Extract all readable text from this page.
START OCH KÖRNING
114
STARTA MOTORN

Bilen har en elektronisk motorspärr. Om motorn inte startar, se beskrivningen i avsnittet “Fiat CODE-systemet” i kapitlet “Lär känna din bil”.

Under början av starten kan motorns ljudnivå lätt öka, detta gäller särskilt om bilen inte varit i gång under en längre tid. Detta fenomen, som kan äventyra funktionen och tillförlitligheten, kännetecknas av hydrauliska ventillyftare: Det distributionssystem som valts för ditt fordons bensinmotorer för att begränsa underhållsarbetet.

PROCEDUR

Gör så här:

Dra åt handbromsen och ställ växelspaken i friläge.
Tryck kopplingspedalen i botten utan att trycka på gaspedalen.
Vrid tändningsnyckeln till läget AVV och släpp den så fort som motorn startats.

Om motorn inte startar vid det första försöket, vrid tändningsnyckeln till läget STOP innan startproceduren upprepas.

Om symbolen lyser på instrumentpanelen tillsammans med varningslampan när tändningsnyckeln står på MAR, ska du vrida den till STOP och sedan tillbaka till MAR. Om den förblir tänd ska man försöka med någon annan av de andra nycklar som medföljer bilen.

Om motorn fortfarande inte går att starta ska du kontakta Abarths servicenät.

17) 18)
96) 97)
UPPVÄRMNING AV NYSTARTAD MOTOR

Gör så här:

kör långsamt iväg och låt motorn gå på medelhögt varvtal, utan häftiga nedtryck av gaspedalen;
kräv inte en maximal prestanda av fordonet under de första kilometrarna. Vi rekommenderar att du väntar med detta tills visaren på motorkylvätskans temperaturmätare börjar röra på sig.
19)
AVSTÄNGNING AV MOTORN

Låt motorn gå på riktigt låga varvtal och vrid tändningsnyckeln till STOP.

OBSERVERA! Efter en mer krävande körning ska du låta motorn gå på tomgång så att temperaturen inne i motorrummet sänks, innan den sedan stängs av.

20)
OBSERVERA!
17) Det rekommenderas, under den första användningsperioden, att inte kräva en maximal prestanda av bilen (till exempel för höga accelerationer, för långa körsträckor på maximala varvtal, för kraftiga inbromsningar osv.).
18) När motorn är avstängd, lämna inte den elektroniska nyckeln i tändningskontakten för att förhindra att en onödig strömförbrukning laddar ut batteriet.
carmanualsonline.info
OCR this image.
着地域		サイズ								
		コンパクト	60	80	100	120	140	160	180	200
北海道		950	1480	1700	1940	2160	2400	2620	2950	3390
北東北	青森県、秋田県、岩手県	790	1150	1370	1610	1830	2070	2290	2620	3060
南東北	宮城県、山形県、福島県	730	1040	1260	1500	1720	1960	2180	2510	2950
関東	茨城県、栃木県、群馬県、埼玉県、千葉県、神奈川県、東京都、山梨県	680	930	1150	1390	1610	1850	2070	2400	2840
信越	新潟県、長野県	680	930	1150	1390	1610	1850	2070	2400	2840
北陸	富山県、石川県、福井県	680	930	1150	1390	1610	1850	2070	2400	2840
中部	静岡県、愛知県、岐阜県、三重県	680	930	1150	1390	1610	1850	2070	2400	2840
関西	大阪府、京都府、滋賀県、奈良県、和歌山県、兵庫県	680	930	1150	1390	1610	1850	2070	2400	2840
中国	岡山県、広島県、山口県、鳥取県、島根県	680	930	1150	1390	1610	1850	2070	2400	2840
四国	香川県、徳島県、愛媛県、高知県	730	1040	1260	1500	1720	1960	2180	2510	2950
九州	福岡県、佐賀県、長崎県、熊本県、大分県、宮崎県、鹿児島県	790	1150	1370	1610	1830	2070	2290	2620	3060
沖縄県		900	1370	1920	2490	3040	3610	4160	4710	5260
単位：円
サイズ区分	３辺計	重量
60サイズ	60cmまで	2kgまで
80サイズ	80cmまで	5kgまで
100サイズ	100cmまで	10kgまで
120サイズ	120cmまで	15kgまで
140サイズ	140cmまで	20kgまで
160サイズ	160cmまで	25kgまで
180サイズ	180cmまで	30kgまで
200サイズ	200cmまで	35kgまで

• [THE REQUEST]:
Using the listing above, pull out all lines that hold the word "varvtal".

• [EXERCISE SOLUTION]:
kör långsamt iväg och låt motorn gå på medelhögt varvtal, utan häftiga nedtryck av gaspedalen;
Låt motorn gå på riktigt låga varvtal och vrid tändningsnyckeln till STOP.
17) Det rekommenderas, under den första användningsperioden, att inte kräva en maximal prestanda av bilen (till exempel för höga accelerationer, för långa körsträckor på maximala varvtal, för kraftiga inbromsningar osv.).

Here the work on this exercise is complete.